Written instruction = Using the listing below, copy every line that mentions "logo".

------

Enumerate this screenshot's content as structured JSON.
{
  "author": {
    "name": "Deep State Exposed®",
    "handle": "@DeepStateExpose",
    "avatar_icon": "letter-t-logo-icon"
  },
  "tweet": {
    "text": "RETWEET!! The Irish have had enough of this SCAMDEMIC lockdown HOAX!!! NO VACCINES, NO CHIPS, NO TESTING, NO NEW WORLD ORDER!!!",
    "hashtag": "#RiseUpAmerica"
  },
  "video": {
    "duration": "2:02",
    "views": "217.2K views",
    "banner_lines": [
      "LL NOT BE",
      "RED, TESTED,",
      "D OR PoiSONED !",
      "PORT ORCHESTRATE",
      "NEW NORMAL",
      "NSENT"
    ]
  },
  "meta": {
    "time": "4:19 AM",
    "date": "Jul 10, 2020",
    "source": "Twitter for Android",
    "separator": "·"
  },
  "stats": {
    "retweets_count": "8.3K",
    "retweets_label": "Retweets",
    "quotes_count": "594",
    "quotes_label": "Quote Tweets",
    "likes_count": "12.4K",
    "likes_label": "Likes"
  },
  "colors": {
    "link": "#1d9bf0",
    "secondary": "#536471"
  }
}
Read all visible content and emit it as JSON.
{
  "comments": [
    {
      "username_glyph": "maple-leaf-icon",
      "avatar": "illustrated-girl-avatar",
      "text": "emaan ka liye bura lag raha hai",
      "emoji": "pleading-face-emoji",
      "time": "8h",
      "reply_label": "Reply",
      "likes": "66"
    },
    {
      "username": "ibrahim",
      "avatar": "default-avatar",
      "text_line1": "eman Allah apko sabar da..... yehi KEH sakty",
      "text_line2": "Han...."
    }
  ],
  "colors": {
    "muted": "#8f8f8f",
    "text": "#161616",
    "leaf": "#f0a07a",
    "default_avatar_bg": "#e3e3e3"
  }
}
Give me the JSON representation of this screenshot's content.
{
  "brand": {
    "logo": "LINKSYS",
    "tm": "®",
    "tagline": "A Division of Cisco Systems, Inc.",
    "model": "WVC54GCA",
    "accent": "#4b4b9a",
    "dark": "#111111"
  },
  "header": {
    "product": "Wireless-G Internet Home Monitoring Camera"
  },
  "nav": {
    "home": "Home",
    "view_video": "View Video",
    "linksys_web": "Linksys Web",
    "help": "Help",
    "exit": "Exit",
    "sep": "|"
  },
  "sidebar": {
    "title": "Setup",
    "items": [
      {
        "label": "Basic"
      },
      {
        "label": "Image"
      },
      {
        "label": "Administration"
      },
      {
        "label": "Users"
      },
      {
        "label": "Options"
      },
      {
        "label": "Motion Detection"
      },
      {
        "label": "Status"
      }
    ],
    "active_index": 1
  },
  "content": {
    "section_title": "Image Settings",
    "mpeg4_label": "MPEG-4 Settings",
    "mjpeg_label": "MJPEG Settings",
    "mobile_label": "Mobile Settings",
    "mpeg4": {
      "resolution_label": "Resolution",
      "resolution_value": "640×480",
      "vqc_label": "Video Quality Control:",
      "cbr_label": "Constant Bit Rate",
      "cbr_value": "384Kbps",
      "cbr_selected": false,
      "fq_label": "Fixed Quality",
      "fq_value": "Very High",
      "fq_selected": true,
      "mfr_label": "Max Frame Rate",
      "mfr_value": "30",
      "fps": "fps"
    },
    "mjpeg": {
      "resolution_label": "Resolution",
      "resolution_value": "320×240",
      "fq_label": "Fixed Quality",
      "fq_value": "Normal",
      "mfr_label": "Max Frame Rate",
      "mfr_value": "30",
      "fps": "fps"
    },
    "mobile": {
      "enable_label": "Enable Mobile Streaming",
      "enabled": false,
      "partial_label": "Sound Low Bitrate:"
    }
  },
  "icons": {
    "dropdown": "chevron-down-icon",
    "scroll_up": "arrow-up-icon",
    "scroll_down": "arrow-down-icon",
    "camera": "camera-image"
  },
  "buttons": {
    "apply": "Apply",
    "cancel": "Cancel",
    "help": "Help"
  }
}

------

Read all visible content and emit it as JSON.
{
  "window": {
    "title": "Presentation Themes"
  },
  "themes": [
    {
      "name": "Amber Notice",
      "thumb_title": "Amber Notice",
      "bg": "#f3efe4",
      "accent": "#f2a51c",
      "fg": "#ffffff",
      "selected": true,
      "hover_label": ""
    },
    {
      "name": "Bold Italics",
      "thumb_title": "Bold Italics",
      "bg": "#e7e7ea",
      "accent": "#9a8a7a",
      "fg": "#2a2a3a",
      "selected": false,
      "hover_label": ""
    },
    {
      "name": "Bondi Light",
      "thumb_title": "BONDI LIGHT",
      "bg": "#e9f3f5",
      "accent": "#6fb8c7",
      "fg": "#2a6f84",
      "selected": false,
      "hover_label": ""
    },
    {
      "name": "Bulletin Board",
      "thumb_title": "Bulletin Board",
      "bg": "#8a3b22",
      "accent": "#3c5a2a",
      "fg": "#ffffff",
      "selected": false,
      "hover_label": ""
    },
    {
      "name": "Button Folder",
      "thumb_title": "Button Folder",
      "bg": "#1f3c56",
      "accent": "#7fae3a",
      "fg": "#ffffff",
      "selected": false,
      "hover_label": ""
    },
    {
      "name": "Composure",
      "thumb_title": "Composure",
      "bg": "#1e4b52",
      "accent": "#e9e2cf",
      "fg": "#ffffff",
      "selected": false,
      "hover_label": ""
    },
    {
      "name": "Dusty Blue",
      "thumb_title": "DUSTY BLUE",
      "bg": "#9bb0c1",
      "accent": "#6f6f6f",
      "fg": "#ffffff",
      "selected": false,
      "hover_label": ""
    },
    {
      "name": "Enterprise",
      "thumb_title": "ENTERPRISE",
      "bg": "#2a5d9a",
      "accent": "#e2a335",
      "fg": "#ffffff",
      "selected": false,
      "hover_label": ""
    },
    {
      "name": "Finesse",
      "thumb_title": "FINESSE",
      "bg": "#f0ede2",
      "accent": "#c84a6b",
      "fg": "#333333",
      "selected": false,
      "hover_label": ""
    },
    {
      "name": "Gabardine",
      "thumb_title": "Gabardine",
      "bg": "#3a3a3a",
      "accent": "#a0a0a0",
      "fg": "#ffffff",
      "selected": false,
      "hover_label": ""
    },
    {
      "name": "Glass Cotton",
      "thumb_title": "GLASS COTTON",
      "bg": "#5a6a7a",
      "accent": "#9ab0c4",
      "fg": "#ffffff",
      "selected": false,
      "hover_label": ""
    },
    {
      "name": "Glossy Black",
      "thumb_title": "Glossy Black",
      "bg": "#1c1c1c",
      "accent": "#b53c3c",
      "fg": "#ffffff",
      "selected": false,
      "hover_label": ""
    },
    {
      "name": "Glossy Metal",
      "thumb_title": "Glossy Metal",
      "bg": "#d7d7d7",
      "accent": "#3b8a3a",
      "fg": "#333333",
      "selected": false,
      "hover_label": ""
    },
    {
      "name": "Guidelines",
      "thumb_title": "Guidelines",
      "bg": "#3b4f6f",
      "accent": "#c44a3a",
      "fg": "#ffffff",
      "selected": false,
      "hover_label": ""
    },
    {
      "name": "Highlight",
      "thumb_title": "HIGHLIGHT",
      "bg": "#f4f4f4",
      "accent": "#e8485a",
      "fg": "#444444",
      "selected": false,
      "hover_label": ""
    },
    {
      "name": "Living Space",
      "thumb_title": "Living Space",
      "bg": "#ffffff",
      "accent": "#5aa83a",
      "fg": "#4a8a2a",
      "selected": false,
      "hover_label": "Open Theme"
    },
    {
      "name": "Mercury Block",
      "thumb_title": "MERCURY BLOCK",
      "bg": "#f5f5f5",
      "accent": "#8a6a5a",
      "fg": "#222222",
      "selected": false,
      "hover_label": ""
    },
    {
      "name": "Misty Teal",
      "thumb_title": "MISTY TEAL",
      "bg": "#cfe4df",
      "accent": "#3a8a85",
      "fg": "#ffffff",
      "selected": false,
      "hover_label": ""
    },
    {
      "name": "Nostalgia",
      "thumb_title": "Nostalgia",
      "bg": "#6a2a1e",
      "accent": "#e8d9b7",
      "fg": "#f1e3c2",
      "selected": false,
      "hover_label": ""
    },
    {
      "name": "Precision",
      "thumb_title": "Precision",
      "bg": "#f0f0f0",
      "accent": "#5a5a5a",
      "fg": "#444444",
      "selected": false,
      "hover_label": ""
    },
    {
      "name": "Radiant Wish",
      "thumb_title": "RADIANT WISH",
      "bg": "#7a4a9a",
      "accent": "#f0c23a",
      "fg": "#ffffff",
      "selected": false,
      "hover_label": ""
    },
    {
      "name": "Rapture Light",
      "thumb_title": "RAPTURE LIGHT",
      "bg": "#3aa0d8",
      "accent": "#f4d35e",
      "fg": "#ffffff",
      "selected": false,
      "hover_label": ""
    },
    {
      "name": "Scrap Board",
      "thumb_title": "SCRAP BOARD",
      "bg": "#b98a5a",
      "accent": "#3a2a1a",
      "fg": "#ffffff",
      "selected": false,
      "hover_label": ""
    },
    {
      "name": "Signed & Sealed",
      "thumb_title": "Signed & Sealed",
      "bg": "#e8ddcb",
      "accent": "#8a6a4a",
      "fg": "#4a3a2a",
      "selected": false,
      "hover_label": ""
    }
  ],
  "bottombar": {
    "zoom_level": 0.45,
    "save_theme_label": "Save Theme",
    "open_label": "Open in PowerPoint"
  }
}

------

Solution below =
    "avatar_icon": "letter-t-logo-icon"
    "logo": "LINKSYS",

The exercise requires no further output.